Every line with the word "JSON" in it should be extracted from the data that follows.

[Figure collection entries]
***
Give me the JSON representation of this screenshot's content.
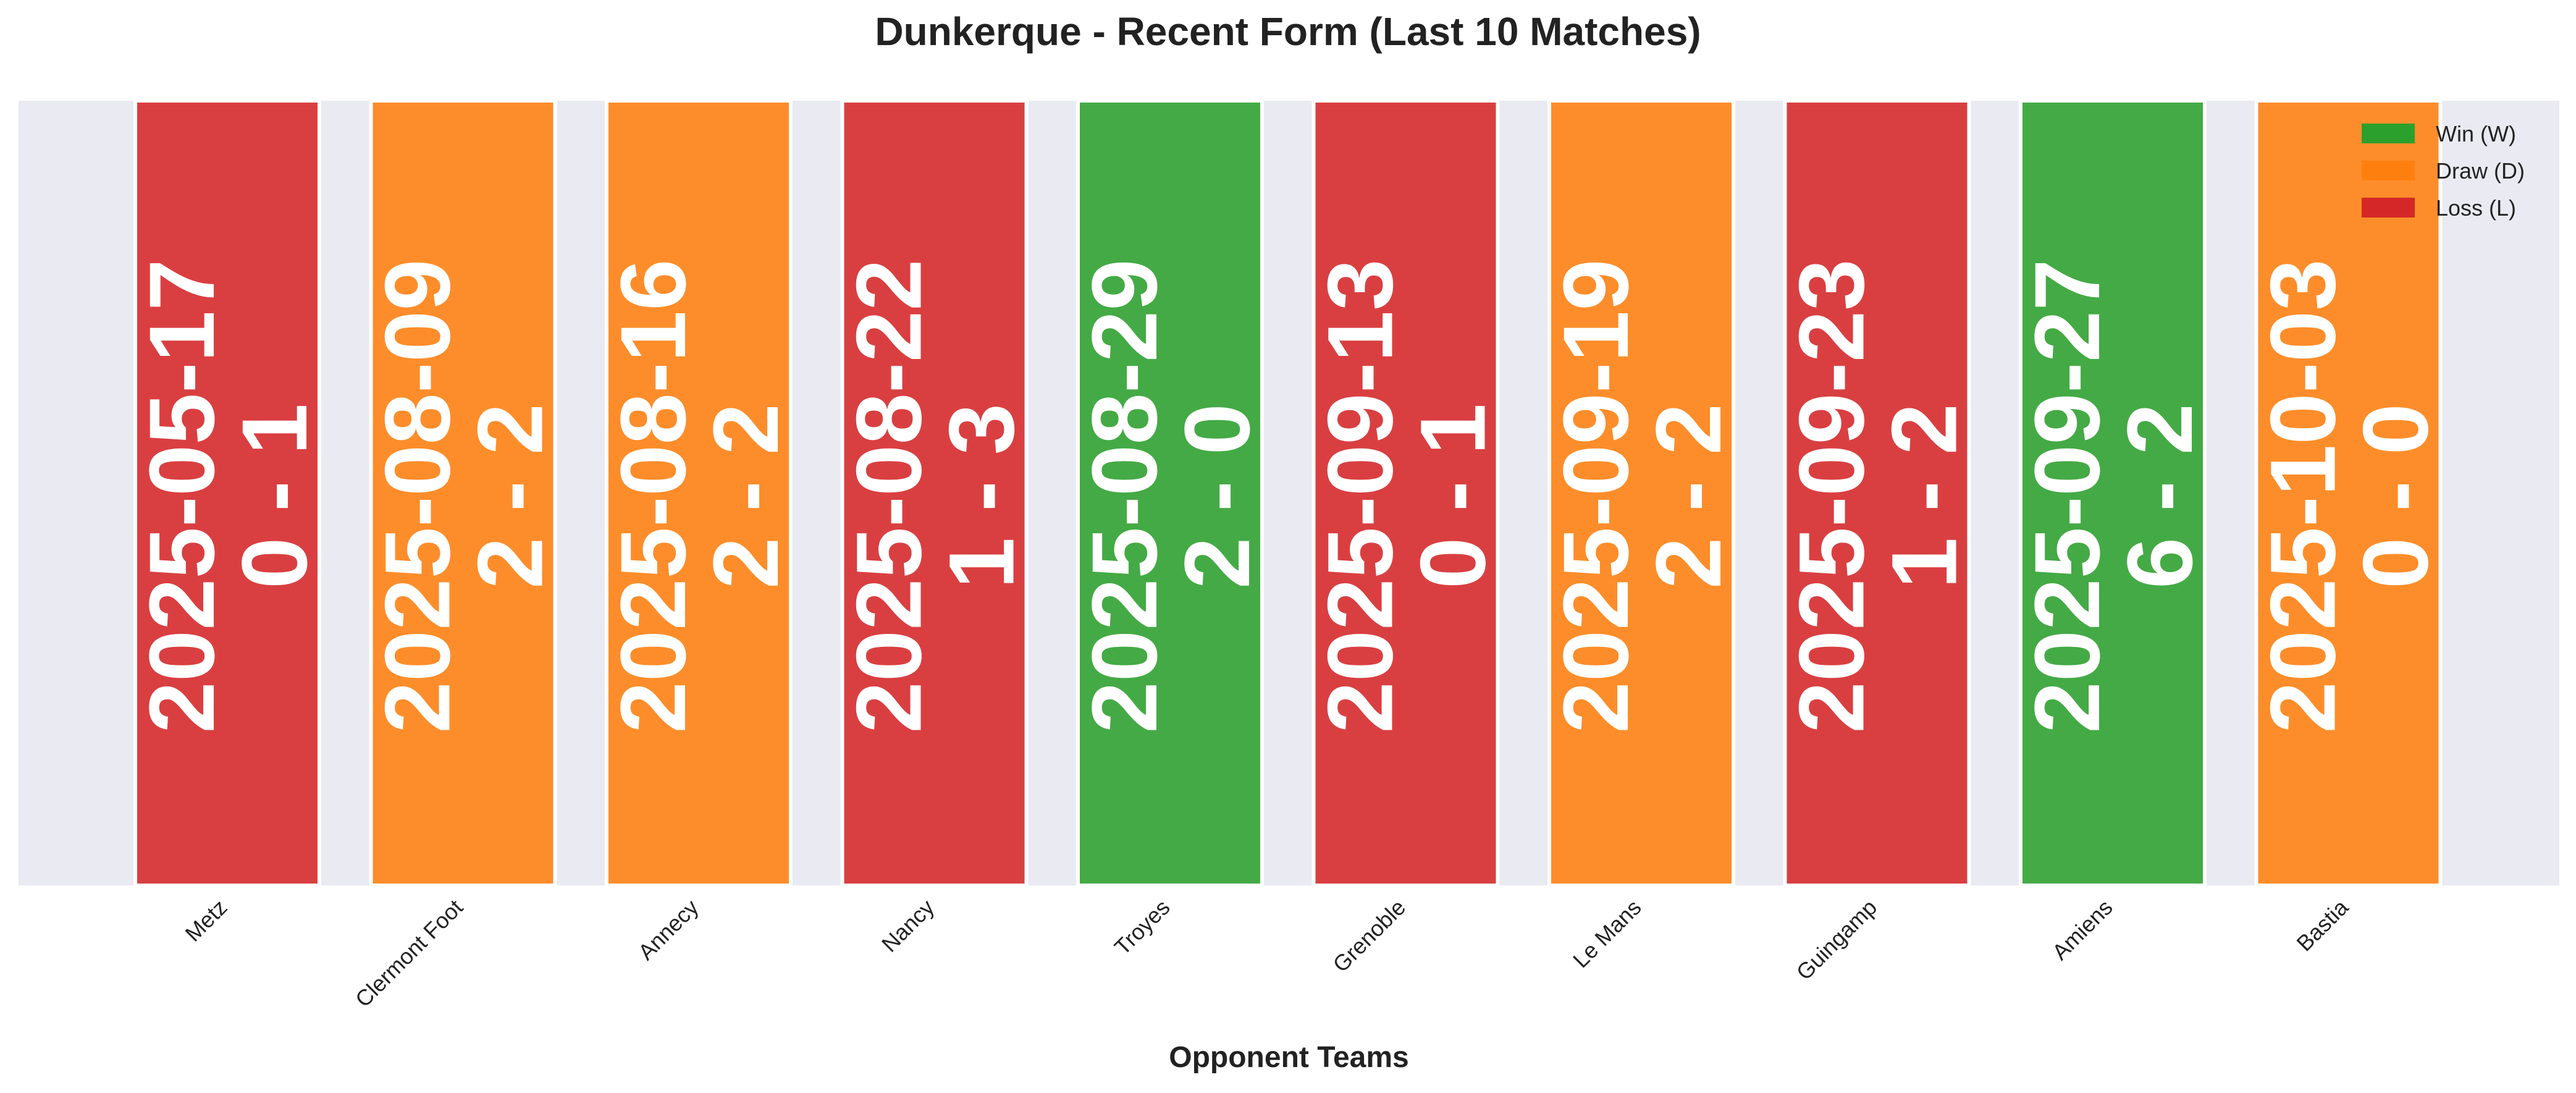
{
  "chart_data": {
    "type": "bar",
    "title": "Dunkerque - Recent Form (Last 10 Matches)",
    "xlabel": "Opponent Teams",
    "ylabel": "",
    "grid": false,
    "legend_position": "top-right",
    "legend": [
      {
        "label": "Win (W)",
        "result": "W",
        "color": "#2ca02c"
      },
      {
        "label": "Draw (D)",
        "result": "D",
        "color": "#ff7f0e"
      },
      {
        "label": "Loss (L)",
        "result": "L",
        "color": "#d62728"
      }
    ],
    "categories": [
      "Metz",
      "Clermont Foot",
      "Annecy",
      "Nancy",
      "Troyes",
      "Grenoble",
      "Le Mans",
      "Guingamp",
      "Amiens",
      "Bastia"
    ],
    "matches": [
      {
        "opponent": "Metz",
        "date": "2025-05-17",
        "score": "0 - 1",
        "result": "L"
      },
      {
        "opponent": "Clermont Foot",
        "date": "2025-08-09",
        "score": "2 - 2",
        "result": "D"
      },
      {
        "opponent": "Annecy",
        "date": "2025-08-16",
        "score": "2 - 2",
        "result": "D"
      },
      {
        "opponent": "Nancy",
        "date": "2025-08-22",
        "score": "1 - 3",
        "result": "L"
      },
      {
        "opponent": "Troyes",
        "date": "2025-08-29",
        "score": "2 - 0",
        "result": "W"
      },
      {
        "opponent": "Grenoble",
        "date": "2025-09-13",
        "score": "0 - 1",
        "result": "L"
      },
      {
        "opponent": "Le Mans",
        "date": "2025-09-19",
        "score": "2 - 2",
        "result": "D"
      },
      {
        "opponent": "Guingamp",
        "date": "2025-09-23",
        "score": "1 - 2",
        "result": "L"
      },
      {
        "opponent": "Amiens",
        "date": "2025-09-27",
        "score": "6 - 2",
        "result": "W"
      },
      {
        "opponent": "Bastia",
        "date": "2025-10-03",
        "score": "0 - 0",
        "result": "D"
      }
    ],
    "values": [
      1,
      1,
      1,
      1,
      1,
      1,
      1,
      1,
      1,
      1
    ],
    "ylim": [
      0,
      1
    ],
    "colors": {
      "W": "#2ca02c",
      "D": "#ff7f0e",
      "L": "#d62728",
      "plot_background": "#eaeaf2"
    }
  }
}
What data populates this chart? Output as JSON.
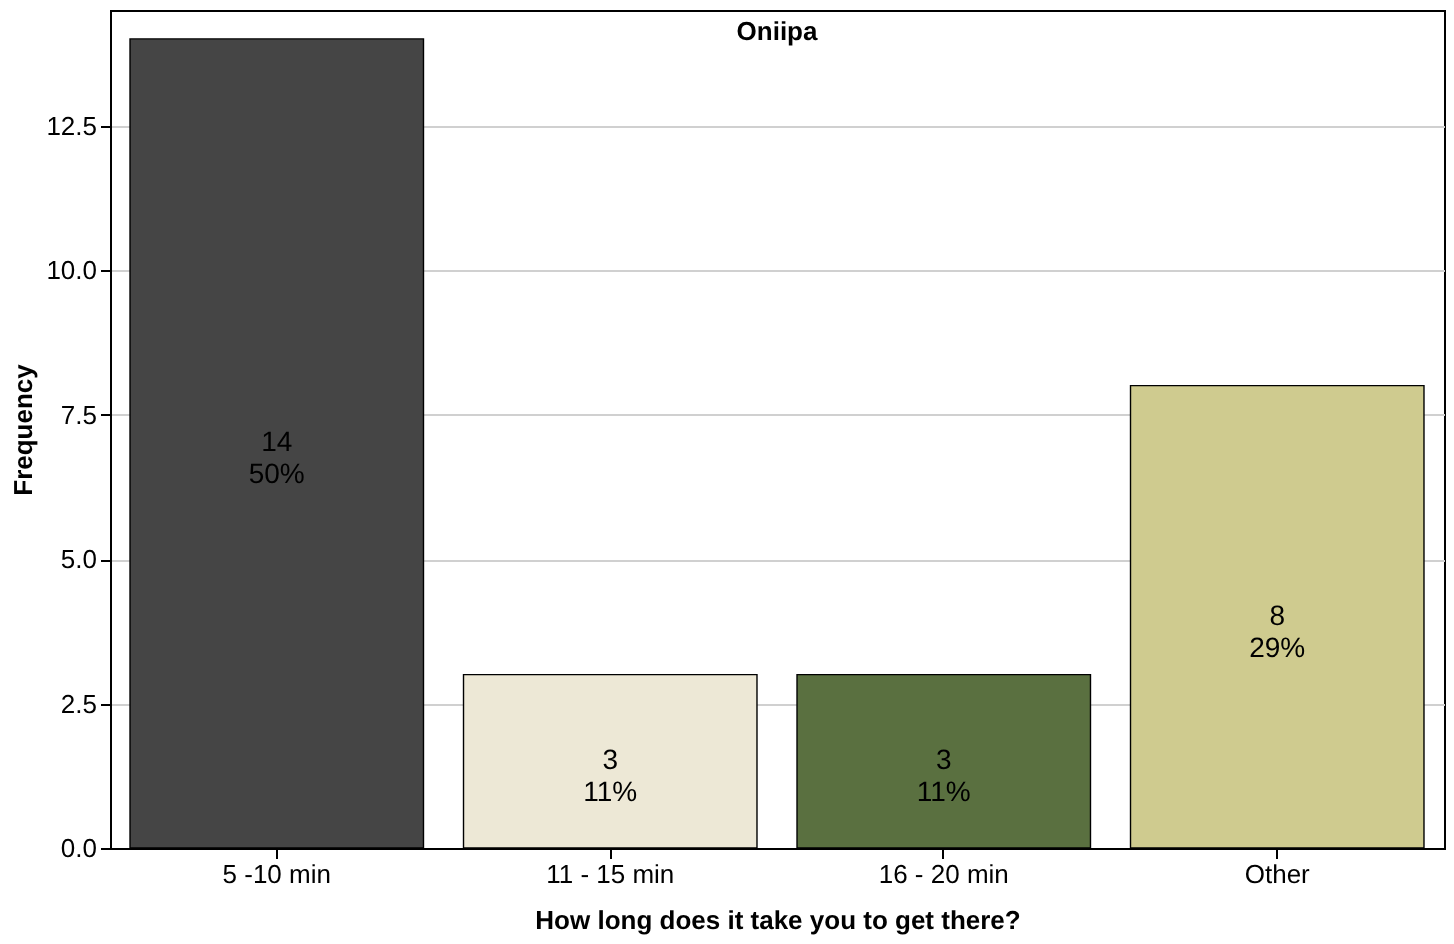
{
  "chart_data": {
    "type": "bar",
    "title": "Oniipa",
    "xlabel": "How long does it take you to get there?",
    "ylabel": "Frequency",
    "categories": [
      "5 -10 min",
      "11 - 15 min",
      "16 - 20 min",
      "Other"
    ],
    "values": [
      14,
      3,
      3,
      8
    ],
    "colors": [
      "#454545",
      "#ede8d6",
      "#5a7040",
      "#cfcb8f"
    ],
    "value_labels": [
      "14\n50%",
      "3\n11%",
      "3\n11%",
      "8\n29%"
    ],
    "ylim": [
      0,
      14.5
    ],
    "yticks": [
      {
        "value": 0,
        "label": "0.0"
      },
      2.5,
      {
        "value": 5,
        "label": "5.0"
      },
      7.5,
      {
        "value": 10,
        "label": "10.0"
      },
      12.5
    ],
    "grid": "y"
  }
}
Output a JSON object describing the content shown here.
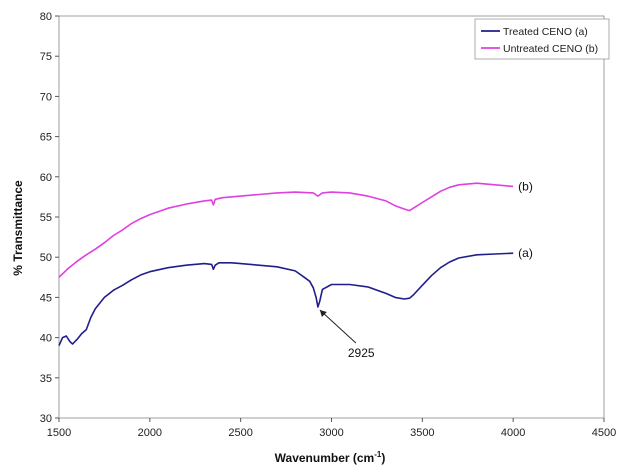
{
  "chart_data": {
    "type": "line",
    "xlabel": "Wavenumber (cm",
    "xlabel_sup": "-1",
    "xlabel_close": ")",
    "ylabel": "% Transmittance",
    "xlim": [
      1500,
      4500
    ],
    "ylim": [
      30,
      80
    ],
    "x_ticks": [
      1500,
      2000,
      2500,
      3000,
      3500,
      4000,
      4500
    ],
    "y_ticks": [
      30,
      35,
      40,
      45,
      50,
      55,
      60,
      65,
      70,
      75,
      80
    ],
    "grid": false,
    "legend_position": "top-right",
    "series": [
      {
        "name": "Treated CENO (a)",
        "end_label": "(a)",
        "color": "#1f1f8c",
        "points": [
          [
            1500,
            39.0
          ],
          [
            1520,
            40.0
          ],
          [
            1540,
            40.2
          ],
          [
            1560,
            39.5
          ],
          [
            1575,
            39.2
          ],
          [
            1600,
            39.8
          ],
          [
            1625,
            40.5
          ],
          [
            1650,
            41.0
          ],
          [
            1675,
            42.5
          ],
          [
            1700,
            43.6
          ],
          [
            1725,
            44.3
          ],
          [
            1750,
            45.0
          ],
          [
            1800,
            45.9
          ],
          [
            1850,
            46.5
          ],
          [
            1900,
            47.2
          ],
          [
            1950,
            47.8
          ],
          [
            2000,
            48.2
          ],
          [
            2100,
            48.7
          ],
          [
            2200,
            49.0
          ],
          [
            2300,
            49.2
          ],
          [
            2340,
            49.1
          ],
          [
            2350,
            48.5
          ],
          [
            2360,
            49.0
          ],
          [
            2380,
            49.3
          ],
          [
            2450,
            49.3
          ],
          [
            2500,
            49.2
          ],
          [
            2600,
            49.0
          ],
          [
            2700,
            48.8
          ],
          [
            2800,
            48.3
          ],
          [
            2850,
            47.5
          ],
          [
            2880,
            47.0
          ],
          [
            2900,
            46.2
          ],
          [
            2915,
            45.0
          ],
          [
            2925,
            43.8
          ],
          [
            2935,
            44.5
          ],
          [
            2950,
            46.0
          ],
          [
            3000,
            46.6
          ],
          [
            3100,
            46.6
          ],
          [
            3200,
            46.3
          ],
          [
            3300,
            45.5
          ],
          [
            3350,
            45.0
          ],
          [
            3400,
            44.8
          ],
          [
            3430,
            44.9
          ],
          [
            3450,
            45.3
          ],
          [
            3500,
            46.5
          ],
          [
            3550,
            47.7
          ],
          [
            3600,
            48.7
          ],
          [
            3650,
            49.4
          ],
          [
            3700,
            49.9
          ],
          [
            3800,
            50.3
          ],
          [
            3900,
            50.4
          ],
          [
            4000,
            50.5
          ]
        ]
      },
      {
        "name": "Untreated CENO (b)",
        "end_label": "(b)",
        "color": "#e040e0",
        "points": [
          [
            1500,
            47.5
          ],
          [
            1550,
            48.6
          ],
          [
            1600,
            49.5
          ],
          [
            1650,
            50.3
          ],
          [
            1700,
            51.0
          ],
          [
            1750,
            51.8
          ],
          [
            1800,
            52.7
          ],
          [
            1850,
            53.4
          ],
          [
            1900,
            54.2
          ],
          [
            1950,
            54.8
          ],
          [
            2000,
            55.3
          ],
          [
            2100,
            56.1
          ],
          [
            2200,
            56.6
          ],
          [
            2300,
            57.0
          ],
          [
            2340,
            57.1
          ],
          [
            2350,
            56.5
          ],
          [
            2360,
            57.2
          ],
          [
            2400,
            57.4
          ],
          [
            2500,
            57.6
          ],
          [
            2600,
            57.8
          ],
          [
            2700,
            58.0
          ],
          [
            2800,
            58.1
          ],
          [
            2900,
            58.0
          ],
          [
            2925,
            57.6
          ],
          [
            2950,
            58.0
          ],
          [
            3000,
            58.1
          ],
          [
            3100,
            58.0
          ],
          [
            3200,
            57.6
          ],
          [
            3300,
            57.0
          ],
          [
            3350,
            56.4
          ],
          [
            3400,
            56.0
          ],
          [
            3430,
            55.8
          ],
          [
            3450,
            56.1
          ],
          [
            3500,
            56.8
          ],
          [
            3550,
            57.5
          ],
          [
            3600,
            58.2
          ],
          [
            3650,
            58.7
          ],
          [
            3700,
            59.0
          ],
          [
            3800,
            59.2
          ],
          [
            3900,
            59.0
          ],
          [
            4000,
            58.8
          ]
        ]
      }
    ],
    "annotations": [
      {
        "text": "2925",
        "arrow_to": [
          2925,
          43.8
        ]
      }
    ]
  }
}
***
Worked answer:
Give me the JSON representation of this screenshot's content.
What data populates this chart? Output as JSON.
Output a JSON object describing the content shown here.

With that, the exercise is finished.